• _DIRECTIONS_
The data must be returned in full and exactly as given.

• _DATA RECORDS_
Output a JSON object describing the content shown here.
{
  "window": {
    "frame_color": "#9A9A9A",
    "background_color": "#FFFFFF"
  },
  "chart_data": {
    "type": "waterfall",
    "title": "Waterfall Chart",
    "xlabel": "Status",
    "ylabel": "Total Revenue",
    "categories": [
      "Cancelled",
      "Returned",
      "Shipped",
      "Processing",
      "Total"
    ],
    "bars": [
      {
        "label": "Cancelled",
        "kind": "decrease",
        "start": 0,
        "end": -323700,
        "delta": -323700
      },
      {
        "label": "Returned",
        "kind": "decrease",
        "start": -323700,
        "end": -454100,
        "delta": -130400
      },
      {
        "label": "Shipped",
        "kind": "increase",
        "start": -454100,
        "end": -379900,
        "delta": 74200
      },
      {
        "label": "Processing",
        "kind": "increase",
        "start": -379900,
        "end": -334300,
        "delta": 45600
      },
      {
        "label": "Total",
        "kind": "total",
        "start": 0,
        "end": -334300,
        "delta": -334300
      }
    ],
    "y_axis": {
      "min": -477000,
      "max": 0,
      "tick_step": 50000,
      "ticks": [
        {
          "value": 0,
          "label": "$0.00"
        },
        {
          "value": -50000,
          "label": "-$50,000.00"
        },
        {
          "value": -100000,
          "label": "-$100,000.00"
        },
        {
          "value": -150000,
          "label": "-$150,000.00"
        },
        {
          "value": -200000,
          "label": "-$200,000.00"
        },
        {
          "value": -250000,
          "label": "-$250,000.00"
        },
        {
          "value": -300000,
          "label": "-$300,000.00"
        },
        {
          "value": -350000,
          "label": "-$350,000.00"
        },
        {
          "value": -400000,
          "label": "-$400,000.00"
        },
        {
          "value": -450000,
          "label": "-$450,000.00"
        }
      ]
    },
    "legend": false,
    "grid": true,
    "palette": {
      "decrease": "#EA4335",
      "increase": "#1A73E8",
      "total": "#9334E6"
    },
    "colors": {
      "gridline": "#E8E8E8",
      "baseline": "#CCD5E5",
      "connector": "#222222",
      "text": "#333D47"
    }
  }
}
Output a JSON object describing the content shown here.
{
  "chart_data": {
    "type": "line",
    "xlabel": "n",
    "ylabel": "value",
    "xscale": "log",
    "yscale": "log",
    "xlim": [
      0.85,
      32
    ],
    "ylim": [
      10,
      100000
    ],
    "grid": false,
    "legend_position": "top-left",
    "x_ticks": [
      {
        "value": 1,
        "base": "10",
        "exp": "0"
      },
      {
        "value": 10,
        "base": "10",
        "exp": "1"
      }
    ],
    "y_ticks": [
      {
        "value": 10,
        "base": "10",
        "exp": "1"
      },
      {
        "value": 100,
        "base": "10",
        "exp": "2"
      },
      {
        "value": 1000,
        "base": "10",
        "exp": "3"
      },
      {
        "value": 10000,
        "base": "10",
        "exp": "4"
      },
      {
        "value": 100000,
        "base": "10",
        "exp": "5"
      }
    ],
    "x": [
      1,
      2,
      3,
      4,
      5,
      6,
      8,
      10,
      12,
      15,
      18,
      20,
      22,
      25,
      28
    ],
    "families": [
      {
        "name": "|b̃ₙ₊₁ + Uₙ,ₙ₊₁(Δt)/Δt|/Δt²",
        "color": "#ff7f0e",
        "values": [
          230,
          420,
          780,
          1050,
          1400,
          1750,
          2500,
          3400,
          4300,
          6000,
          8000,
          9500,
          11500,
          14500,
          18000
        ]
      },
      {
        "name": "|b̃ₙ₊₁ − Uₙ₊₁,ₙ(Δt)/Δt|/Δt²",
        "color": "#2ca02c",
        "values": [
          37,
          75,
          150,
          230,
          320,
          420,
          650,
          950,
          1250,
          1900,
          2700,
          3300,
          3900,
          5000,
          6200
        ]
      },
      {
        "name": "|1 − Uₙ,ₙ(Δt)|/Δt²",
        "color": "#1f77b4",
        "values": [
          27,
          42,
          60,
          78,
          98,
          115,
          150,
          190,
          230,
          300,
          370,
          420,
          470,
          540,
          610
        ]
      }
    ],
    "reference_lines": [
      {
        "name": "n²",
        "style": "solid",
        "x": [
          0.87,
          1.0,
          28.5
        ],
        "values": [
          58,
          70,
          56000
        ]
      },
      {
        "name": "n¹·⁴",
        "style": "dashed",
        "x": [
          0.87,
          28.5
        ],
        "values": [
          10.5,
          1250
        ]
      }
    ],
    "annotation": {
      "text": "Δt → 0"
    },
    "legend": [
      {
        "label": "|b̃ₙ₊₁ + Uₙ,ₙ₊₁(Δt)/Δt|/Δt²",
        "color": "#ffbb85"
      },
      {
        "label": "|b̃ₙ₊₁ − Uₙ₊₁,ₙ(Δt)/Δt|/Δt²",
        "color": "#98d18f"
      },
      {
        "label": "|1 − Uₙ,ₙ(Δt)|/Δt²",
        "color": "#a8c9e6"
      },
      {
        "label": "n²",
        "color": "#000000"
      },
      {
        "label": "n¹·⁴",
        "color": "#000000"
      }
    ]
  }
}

• _RIGHT ANSWER_
Output a JSON object describing the content shown here.
{
  "window": {
    "frame_color": "#9A9A9A",
    "background_color": "#FFFFFF"
  },
  "chart_data": {
    "type": "waterfall",
    "title": "Waterfall Chart",
    "xlabel": "Status",
    "ylabel": "Total Revenue",
    "categories": [
      "Cancelled",
      "Returned",
      "Shipped",
      "Processing",
      "Total"
    ],
    "bars": [
      {
        "label": "Cancelled",
        "kind": "decrease",
        "start": 0,
        "end": -323700,
        "delta": -323700
      },
      {
        "label": "Returned",
        "kind": "decrease",
        "start": -323700,
        "end": -454100,
        "delta": -130400
      },
      {
        "label": "Shipped",
        "kind": "increase",
        "start": -454100,
        "end": -379900,
        "delta": 74200
      },
      {
        "label": "Processing",
        "kind": "increase",
        "start": -379900,
        "end": -334300,
        "delta": 45600
      },
      {
        "label": "Total",
        "kind": "total",
        "start": 0,
        "end": -334300,
        "delta": -334300
      }
    ],
    "y_axis": {
      "min": -477000,
      "max": 0,
      "tick_step": 50000,
      "ticks": [
        {
          "value": 0,
          "label": "$0.00"
        },
        {
          "value": -50000,
          "label": "-$50,000.00"
        },
        {
          "value": -100000,
          "label": "-$100,000.00"
        },
        {
          "value": -150000,
          "label": "-$150,000.00"
        },
        {
          "value": -200000,
          "label": "-$200,000.00"
        },
        {
          "value": -250000,
          "label": "-$250,000.00"
        },
        {
          "value": -300000,
          "label": "-$300,000.00"
        },
        {
          "value": -350000,
          "label": "-$350,000.00"
        },
        {
          "value": -400000,
          "label": "-$400,000.00"
        },
        {
          "value": -450000,
          "label": "-$450,000.00"
        }
      ]
    },
    "legend": false,
    "grid": true,
    "palette": {
      "decrease": "#EA4335",
      "increase": "#1A73E8",
      "total": "#9334E6"
    },
    "colors": {
      "gridline": "#E8E8E8",
      "baseline": "#CCD5E5",
      "connector": "#222222",
      "text": "#333D47"
    }
  }
}
Output a JSON object describing the content shown here.
{
  "chart_data": {
    "type": "line",
    "xlabel": "n",
    "ylabel": "value",
    "xscale": "log",
    "yscale": "log",
    "xlim": [
      0.85,
      32
    ],
    "ylim": [
      10,
      100000
    ],
    "grid": false,
    "legend_position": "top-left",
    "x_ticks": [
      {
        "value": 1,
        "base": "10",
        "exp": "0"
      },
      {
        "value": 10,
        "base": "10",
        "exp": "1"
      }
    ],
    "y_ticks": [
      {
        "value": 10,
        "base": "10",
        "exp": "1"
      },
      {
        "value": 100,
        "base": "10",
        "exp": "2"
      },
      {
        "value": 1000,
        "base": "10",
        "exp": "3"
      },
      {
        "value": 10000,
        "base": "10",
        "exp": "4"
      },
      {
        "value": 100000,
        "base": "10",
        "exp": "5"
      }
    ],
    "x": [
      1,
      2,
      3,
      4,
      5,
      6,
      8,
      10,
      12,
      15,
      18,
      20,
      22,
      25,
      28
    ],
    "families": [
      {
        "name": "|b̃ₙ₊₁ + Uₙ,ₙ₊₁(Δt)/Δt|/Δt²",
        "color": "#ff7f0e",
        "values": [
          230,
          420,
          780,
          1050,
          1400,
          1750,
          2500,
          3400,
          4300,
          6000,
          8000,
          9500,
          11500,
          14500,
          18000
        ]
      },
      {
        "name": "|b̃ₙ₊₁ − Uₙ₊₁,ₙ(Δt)/Δt|/Δt²",
        "color": "#2ca02c",
        "values": [
          37,
          75,
          150,
          230,
          320,
          420,
          650,
          950,
          1250,
          1900,
          2700,
          3300,
          3900,
          5000,
          6200
        ]
      },
      {
        "name": "|1 − Uₙ,ₙ(Δt)|/Δt²",
        "color": "#1f77b4",
        "values": [
          27,
          42,
          60,
          78,
          98,
          115,
          150,
          190,
          230,
          300,
          370,
          420,
          470,
          540,
          610
        ]
      }
    ],
    "reference_lines": [
      {
        "name": "n²",
        "style": "solid",
        "x": [
          0.87,
          1.0,
          28.5
        ],
        "values": [
          58,
          70,
          56000
        ]
      },
      {
        "name": "n¹·⁴",
        "style": "dashed",
        "x": [
          0.87,
          28.5
        ],
        "values": [
          10.5,
          1250
        ]
      }
    ],
    "annotation": {
      "text": "Δt → 0"
    },
    "legend": [
      {
        "label": "|b̃ₙ₊₁ + Uₙ,ₙ₊₁(Δt)/Δt|/Δt²",
        "color": "#ffbb85"
      },
      {
        "label": "|b̃ₙ₊₁ − Uₙ₊₁,ₙ(Δt)/Δt|/Δt²",
        "color": "#98d18f"
      },
      {
        "label": "|1 − Uₙ,ₙ(Δt)|/Δt²",
        "color": "#a8c9e6"
      },
      {
        "label": "n²",
        "color": "#000000"
      },
      {
        "label": "n¹·⁴",
        "color": "#000000"
      }
    ]
  }
}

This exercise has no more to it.